> _What is being asked_: What is the number of lines in these entries that contain "text"? State it alone.

#### Exercise materials ####

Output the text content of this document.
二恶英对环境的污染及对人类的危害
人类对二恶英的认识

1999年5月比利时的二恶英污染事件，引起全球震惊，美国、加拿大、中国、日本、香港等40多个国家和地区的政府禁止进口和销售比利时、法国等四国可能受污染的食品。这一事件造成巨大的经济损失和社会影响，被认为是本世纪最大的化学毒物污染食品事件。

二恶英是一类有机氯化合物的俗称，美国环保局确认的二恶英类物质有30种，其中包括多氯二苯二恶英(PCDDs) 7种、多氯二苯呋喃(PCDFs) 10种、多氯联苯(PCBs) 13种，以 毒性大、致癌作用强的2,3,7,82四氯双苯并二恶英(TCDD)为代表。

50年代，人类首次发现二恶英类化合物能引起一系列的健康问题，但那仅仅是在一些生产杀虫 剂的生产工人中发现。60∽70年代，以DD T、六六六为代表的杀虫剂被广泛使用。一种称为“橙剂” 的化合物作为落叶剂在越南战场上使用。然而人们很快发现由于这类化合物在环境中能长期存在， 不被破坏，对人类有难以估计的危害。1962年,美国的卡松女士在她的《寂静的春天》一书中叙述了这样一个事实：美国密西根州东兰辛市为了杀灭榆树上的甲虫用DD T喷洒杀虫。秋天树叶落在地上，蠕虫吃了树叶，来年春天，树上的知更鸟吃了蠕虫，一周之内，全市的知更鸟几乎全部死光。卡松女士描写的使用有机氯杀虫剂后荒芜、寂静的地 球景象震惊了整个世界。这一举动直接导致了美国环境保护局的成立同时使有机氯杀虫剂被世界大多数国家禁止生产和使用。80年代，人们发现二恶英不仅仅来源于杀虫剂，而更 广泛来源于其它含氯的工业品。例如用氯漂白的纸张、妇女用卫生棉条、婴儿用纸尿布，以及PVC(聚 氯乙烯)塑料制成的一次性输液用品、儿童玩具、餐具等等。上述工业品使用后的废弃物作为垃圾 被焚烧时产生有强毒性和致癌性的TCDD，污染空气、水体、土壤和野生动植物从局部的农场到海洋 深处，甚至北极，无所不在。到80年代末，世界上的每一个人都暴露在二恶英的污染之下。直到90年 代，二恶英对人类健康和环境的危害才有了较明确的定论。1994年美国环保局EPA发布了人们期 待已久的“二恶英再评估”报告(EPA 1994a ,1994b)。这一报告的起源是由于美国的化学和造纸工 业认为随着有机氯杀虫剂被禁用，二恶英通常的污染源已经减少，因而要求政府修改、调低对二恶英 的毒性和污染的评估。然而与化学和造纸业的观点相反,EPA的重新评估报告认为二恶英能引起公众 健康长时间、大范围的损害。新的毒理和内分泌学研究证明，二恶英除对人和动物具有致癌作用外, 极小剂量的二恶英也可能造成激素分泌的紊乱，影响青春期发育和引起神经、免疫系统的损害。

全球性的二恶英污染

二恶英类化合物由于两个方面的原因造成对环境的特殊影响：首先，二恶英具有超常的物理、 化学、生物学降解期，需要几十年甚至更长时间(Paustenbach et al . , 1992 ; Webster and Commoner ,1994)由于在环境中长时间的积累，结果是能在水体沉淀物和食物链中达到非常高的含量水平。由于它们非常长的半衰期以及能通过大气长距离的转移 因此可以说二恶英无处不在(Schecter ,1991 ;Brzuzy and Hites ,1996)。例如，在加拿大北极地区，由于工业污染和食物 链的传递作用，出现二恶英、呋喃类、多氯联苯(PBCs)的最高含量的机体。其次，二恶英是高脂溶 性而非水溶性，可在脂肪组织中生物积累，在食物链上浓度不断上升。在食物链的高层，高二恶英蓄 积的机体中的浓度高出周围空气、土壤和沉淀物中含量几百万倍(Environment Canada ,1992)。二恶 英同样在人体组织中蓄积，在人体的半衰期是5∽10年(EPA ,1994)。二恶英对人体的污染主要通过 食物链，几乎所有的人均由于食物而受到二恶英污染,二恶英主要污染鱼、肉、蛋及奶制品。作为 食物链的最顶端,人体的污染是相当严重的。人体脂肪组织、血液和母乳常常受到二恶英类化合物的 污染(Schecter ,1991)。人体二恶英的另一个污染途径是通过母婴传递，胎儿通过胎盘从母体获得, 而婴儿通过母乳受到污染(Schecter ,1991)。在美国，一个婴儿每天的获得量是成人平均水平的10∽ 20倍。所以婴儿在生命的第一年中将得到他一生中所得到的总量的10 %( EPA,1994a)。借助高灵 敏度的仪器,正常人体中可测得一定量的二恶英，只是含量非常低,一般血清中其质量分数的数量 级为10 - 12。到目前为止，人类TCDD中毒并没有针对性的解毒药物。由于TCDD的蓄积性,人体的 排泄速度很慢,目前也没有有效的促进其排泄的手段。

####
#### Exercise materials ####

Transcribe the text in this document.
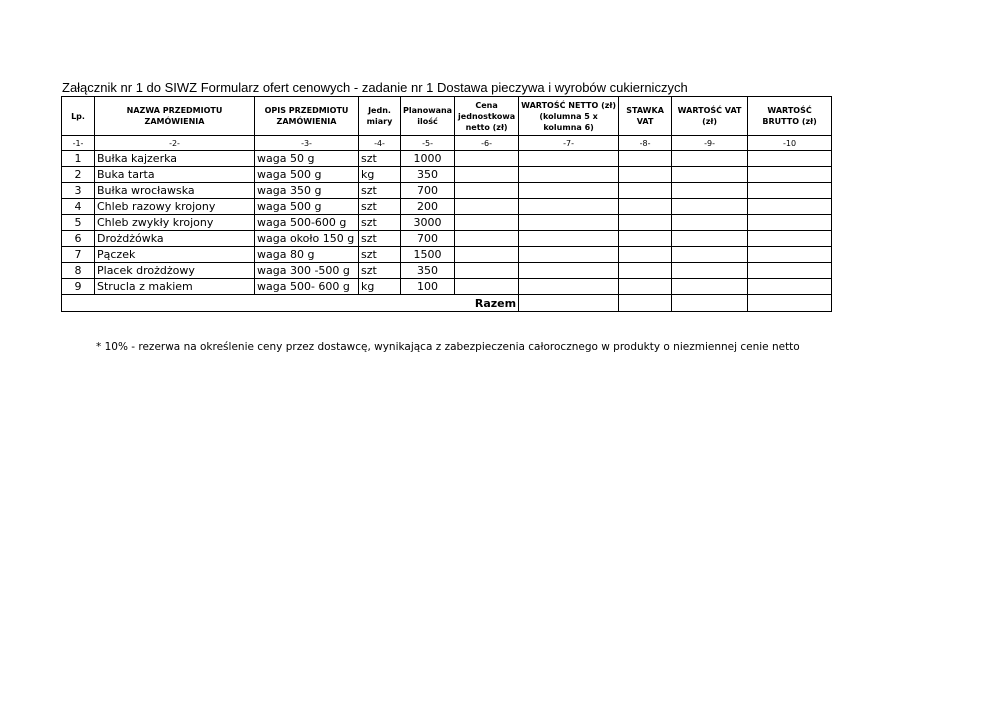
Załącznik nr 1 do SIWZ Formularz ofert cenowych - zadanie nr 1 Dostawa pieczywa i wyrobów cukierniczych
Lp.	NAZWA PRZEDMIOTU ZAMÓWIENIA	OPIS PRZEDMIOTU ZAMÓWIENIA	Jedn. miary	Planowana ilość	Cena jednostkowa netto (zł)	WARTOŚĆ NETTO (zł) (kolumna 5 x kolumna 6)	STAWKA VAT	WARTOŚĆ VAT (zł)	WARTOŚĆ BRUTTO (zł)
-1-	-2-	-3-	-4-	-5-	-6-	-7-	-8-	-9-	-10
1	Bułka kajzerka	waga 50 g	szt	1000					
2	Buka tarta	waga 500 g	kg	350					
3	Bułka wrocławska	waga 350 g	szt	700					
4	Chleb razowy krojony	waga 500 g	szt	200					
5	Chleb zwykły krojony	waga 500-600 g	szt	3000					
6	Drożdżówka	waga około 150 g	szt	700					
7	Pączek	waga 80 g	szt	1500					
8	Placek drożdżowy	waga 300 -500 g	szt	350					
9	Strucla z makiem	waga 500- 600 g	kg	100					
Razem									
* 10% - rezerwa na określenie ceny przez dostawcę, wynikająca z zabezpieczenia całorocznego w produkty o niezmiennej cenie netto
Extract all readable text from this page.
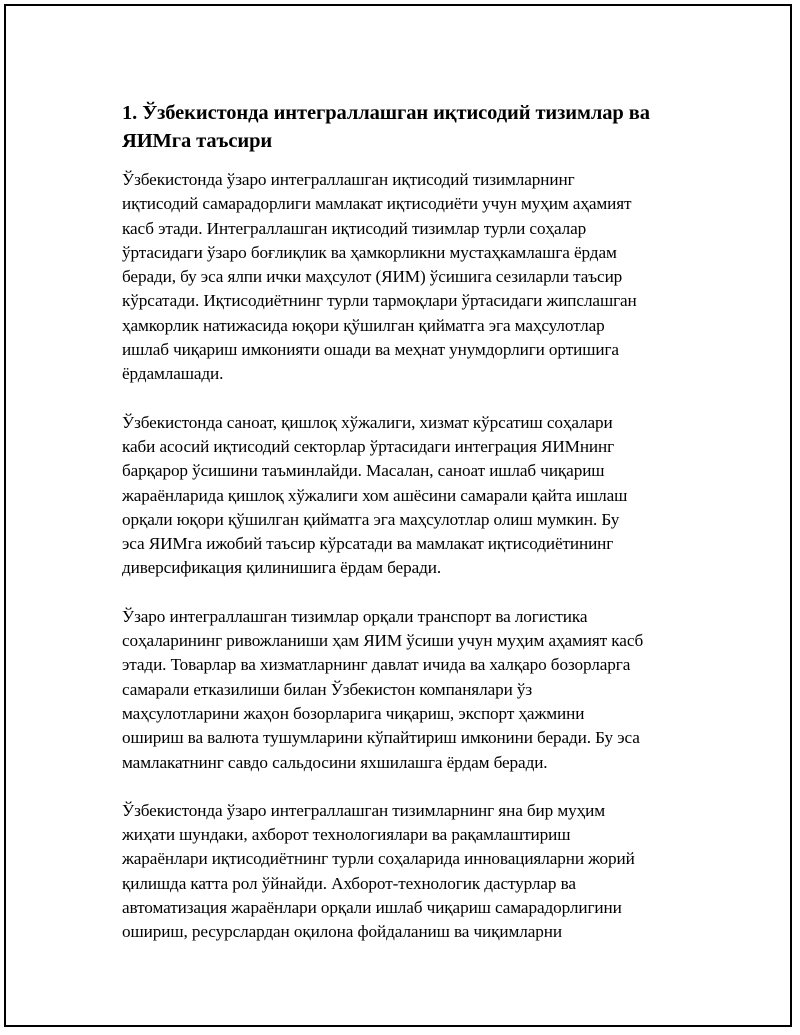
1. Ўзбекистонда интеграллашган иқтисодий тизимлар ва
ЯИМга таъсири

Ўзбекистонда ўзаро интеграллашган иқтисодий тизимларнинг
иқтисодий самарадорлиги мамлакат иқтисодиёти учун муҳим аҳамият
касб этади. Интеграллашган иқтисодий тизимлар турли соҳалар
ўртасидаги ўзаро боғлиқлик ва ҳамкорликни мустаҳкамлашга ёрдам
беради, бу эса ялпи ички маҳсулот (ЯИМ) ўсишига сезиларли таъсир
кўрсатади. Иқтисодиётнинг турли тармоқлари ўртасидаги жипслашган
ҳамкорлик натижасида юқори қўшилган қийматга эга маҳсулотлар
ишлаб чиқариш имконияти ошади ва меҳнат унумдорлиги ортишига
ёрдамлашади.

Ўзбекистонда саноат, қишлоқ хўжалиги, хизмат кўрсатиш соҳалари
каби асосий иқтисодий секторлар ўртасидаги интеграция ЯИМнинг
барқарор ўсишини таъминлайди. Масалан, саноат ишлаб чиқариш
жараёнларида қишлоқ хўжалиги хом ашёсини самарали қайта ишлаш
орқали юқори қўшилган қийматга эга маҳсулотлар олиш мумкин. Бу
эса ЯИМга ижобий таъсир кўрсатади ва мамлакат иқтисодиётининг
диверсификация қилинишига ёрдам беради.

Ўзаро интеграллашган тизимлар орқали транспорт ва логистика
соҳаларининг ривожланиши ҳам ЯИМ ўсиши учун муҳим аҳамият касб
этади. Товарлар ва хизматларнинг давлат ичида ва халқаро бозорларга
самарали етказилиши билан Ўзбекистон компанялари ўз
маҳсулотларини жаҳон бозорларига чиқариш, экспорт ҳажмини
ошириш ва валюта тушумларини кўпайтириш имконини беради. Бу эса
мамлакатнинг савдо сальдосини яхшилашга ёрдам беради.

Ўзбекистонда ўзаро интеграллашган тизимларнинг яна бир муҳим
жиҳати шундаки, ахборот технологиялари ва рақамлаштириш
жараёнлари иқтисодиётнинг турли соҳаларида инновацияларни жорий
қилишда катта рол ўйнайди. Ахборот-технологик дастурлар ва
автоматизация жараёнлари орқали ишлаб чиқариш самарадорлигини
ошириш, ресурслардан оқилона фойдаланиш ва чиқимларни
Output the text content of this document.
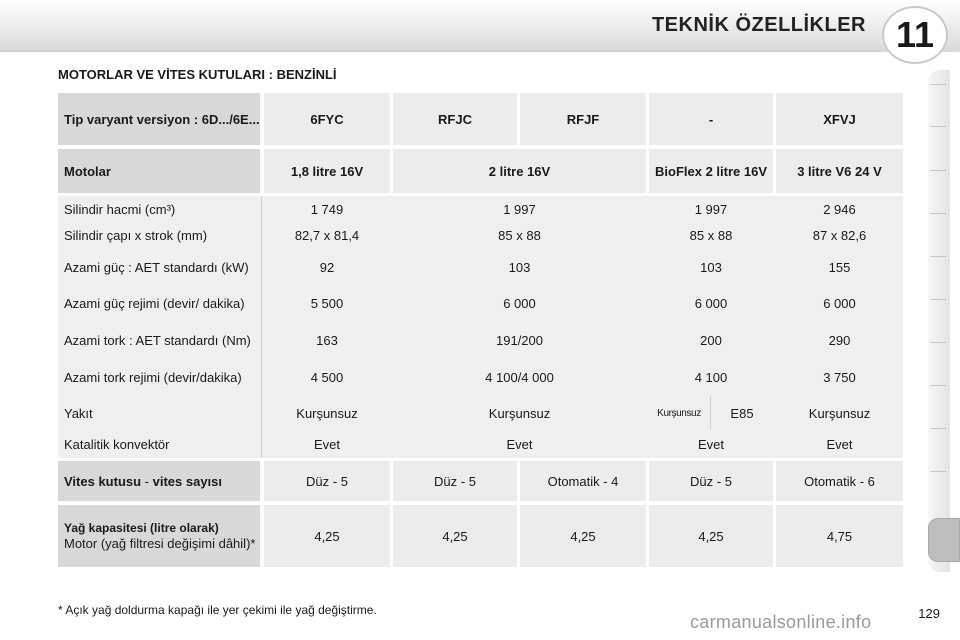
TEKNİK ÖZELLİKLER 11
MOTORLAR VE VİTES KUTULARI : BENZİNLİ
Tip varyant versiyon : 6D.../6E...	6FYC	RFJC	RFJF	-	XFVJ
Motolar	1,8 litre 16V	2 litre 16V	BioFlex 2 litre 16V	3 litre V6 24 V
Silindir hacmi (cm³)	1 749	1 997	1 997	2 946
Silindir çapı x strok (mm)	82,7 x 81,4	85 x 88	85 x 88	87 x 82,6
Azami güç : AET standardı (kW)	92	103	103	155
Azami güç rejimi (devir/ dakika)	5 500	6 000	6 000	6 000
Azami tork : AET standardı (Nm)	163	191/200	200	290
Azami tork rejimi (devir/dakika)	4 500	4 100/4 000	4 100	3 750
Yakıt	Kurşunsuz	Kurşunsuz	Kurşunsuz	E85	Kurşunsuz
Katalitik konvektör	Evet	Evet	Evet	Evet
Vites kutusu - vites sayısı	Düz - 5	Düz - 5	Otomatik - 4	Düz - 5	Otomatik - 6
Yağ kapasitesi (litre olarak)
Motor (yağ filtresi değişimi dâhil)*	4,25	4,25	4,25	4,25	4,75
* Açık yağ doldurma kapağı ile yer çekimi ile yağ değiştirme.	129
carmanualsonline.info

####

> _Problem solution_: 4